Transcribed document page entries:
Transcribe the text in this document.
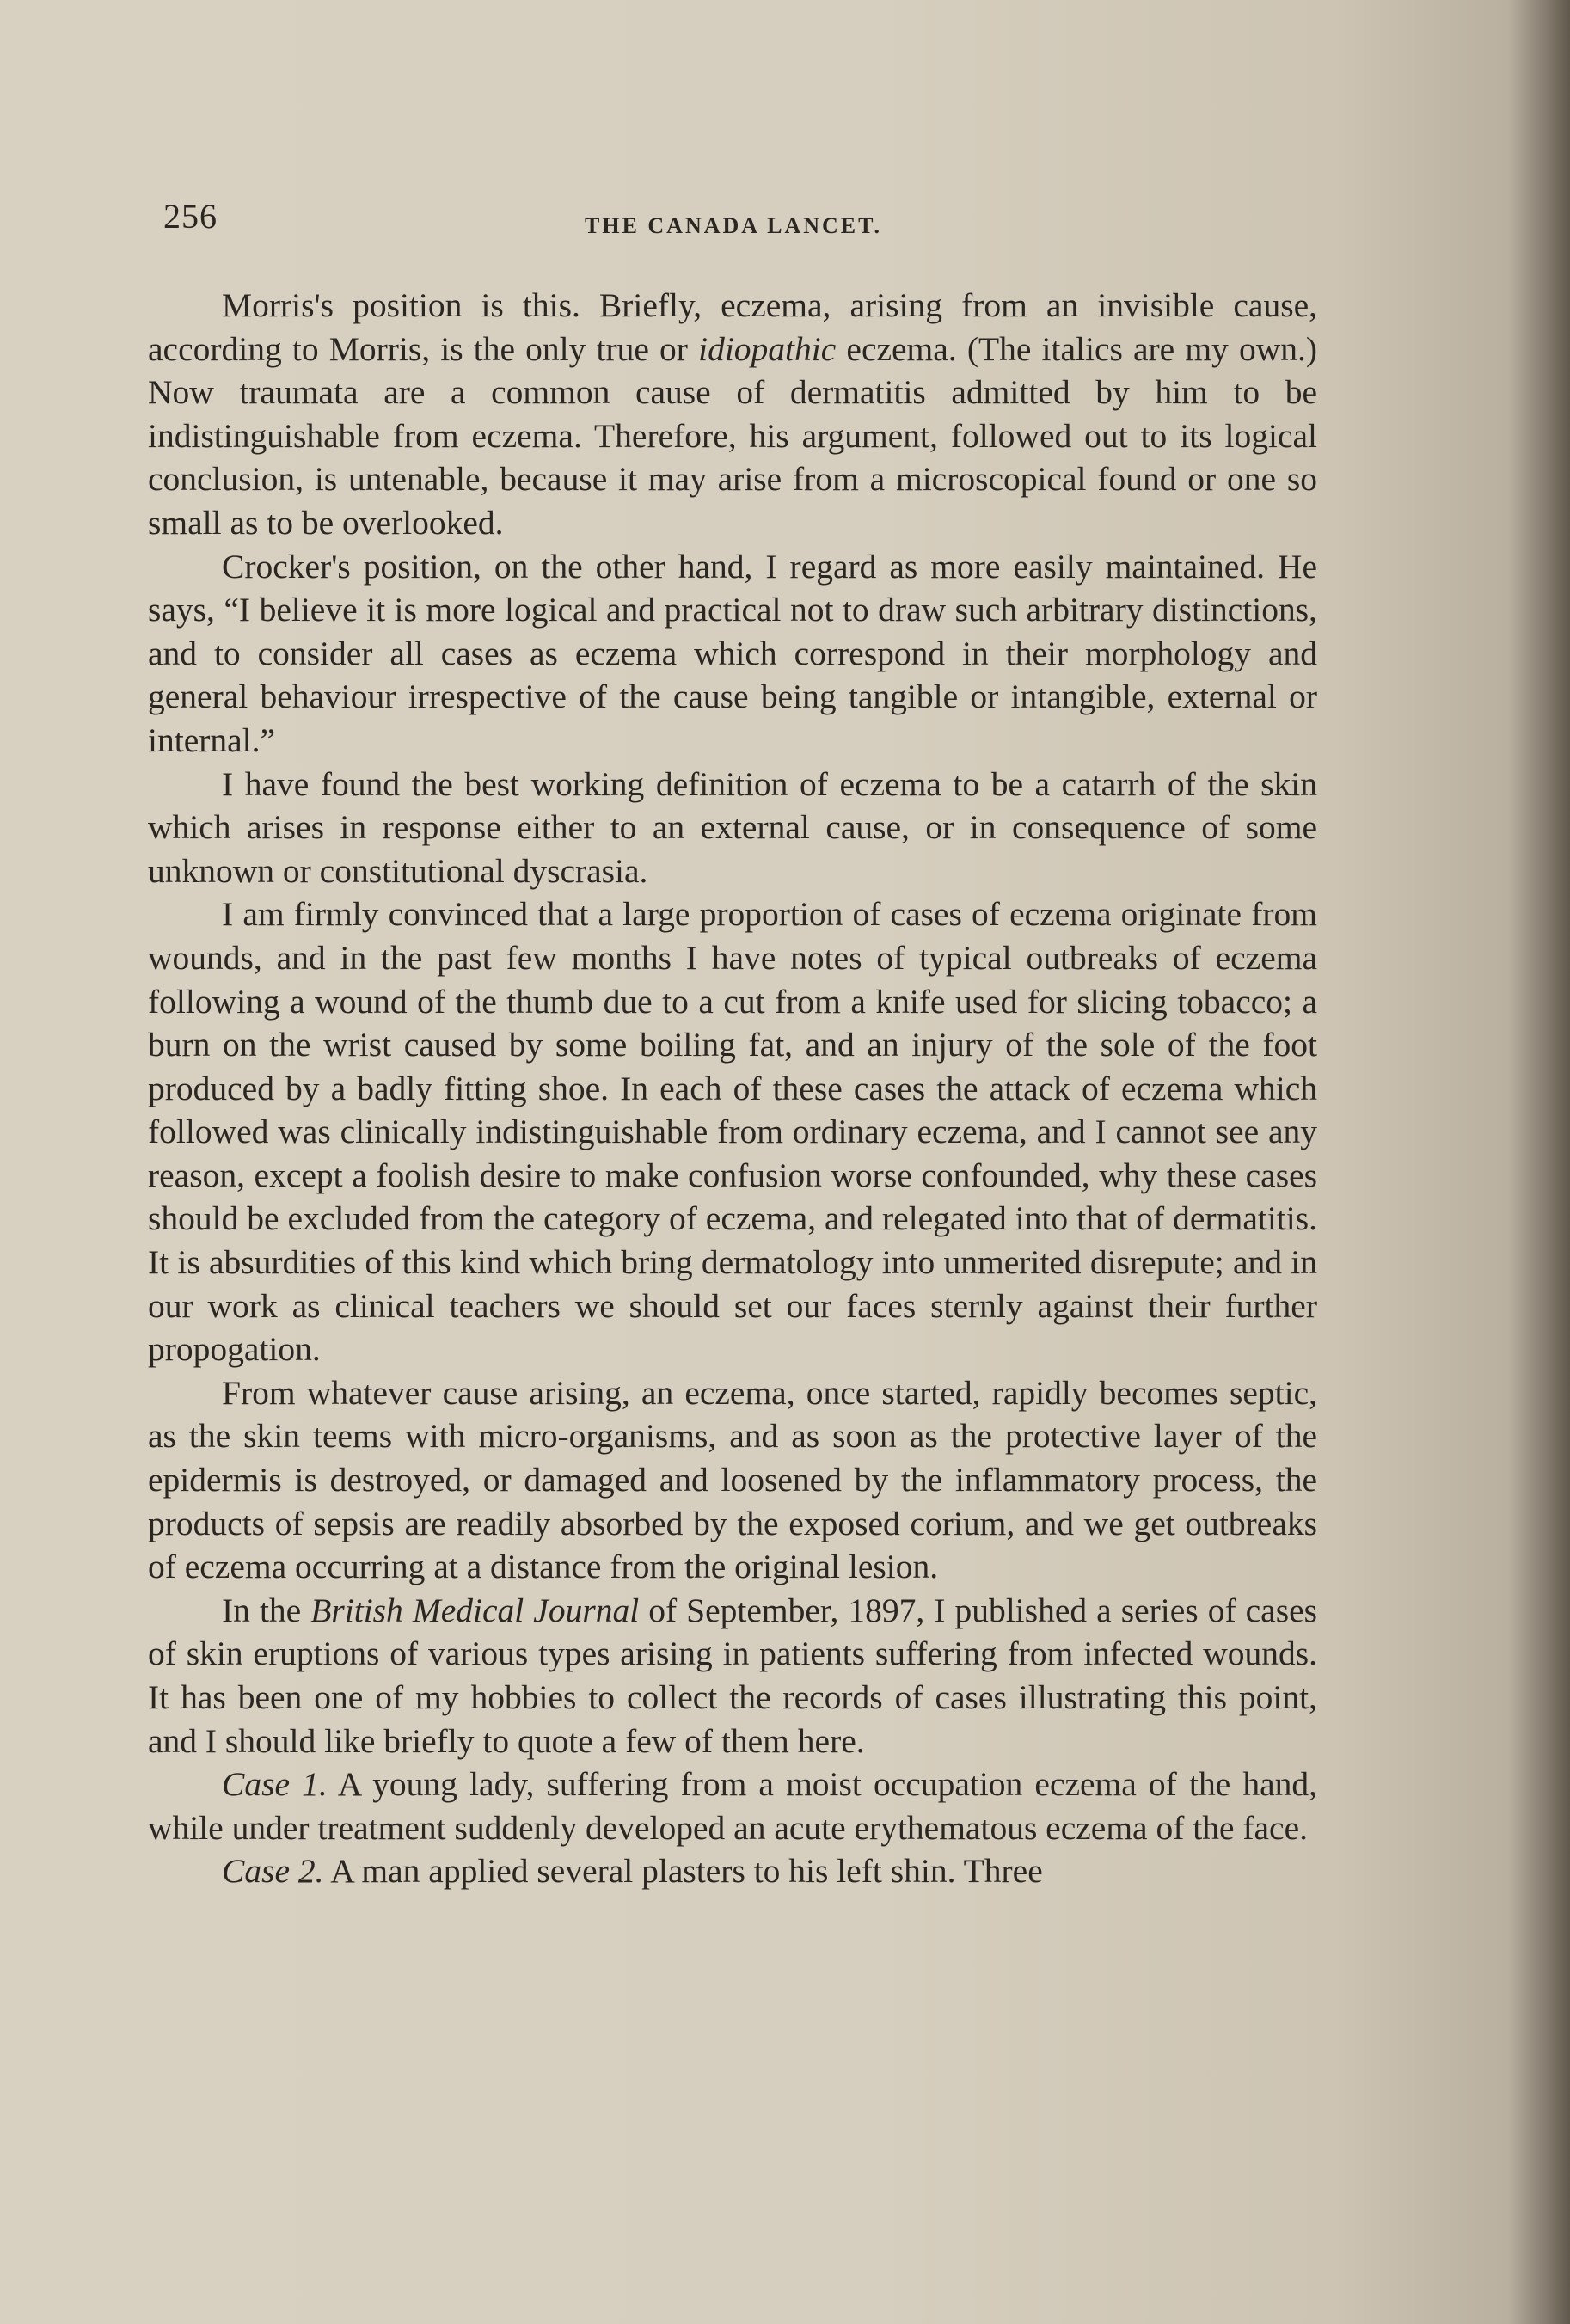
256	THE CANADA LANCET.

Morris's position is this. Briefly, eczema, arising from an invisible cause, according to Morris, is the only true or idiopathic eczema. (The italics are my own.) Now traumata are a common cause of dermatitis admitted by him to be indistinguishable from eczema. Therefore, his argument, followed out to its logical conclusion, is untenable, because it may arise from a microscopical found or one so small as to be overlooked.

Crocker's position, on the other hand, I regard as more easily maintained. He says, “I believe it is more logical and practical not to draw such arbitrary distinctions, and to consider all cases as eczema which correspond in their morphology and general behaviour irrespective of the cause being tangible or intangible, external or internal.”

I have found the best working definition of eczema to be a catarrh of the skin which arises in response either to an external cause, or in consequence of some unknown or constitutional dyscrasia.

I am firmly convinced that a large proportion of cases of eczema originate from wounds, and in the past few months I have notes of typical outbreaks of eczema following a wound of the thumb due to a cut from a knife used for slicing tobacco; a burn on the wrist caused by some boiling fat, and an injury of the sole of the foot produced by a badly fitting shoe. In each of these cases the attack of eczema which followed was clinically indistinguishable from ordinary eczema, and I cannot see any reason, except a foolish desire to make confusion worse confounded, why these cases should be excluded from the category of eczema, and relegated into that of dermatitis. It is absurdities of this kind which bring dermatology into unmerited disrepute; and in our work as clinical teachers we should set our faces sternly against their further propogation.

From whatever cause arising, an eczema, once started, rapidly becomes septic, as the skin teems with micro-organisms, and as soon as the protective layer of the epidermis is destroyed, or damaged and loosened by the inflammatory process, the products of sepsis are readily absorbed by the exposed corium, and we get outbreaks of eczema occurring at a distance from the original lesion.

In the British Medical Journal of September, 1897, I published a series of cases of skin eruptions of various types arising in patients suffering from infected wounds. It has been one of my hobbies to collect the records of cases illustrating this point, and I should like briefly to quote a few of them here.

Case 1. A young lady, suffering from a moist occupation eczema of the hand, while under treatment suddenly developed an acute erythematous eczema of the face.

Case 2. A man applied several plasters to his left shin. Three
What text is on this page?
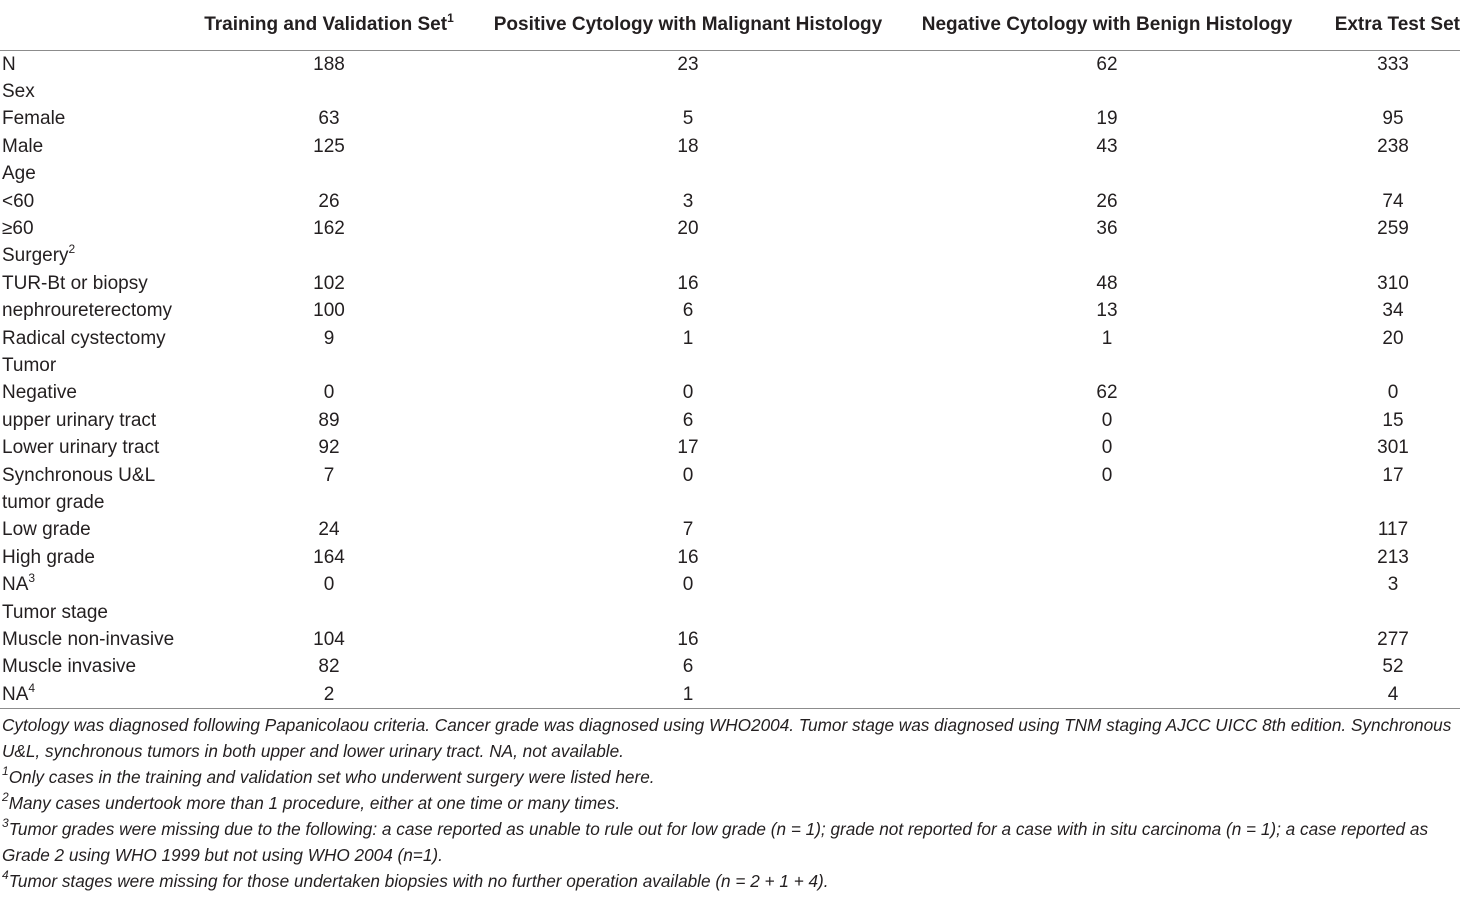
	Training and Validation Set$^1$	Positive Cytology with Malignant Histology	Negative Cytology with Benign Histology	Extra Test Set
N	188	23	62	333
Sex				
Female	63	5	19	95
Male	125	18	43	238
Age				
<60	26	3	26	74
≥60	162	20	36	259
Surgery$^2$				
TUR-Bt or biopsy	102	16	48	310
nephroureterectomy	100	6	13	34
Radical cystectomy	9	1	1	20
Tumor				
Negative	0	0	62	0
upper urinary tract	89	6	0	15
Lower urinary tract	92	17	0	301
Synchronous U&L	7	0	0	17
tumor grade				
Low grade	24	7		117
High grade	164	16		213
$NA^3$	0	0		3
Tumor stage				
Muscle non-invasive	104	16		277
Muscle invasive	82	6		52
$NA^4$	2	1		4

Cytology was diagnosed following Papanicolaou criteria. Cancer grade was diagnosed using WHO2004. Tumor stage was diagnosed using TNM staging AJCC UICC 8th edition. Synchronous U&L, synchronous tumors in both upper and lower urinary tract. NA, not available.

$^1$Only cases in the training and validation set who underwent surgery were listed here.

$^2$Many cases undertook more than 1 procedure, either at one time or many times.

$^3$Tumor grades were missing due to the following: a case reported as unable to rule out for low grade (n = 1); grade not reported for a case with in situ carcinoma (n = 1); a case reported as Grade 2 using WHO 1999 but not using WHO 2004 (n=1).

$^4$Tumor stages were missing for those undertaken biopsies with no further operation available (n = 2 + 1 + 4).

*WORK ORDER*. Look through the entries, and return every line that the word "Muscle" appears in.

*SOLUTION BELOW*.
Muscle non-invasive	104	16		277
Muscle invasive	82	6		52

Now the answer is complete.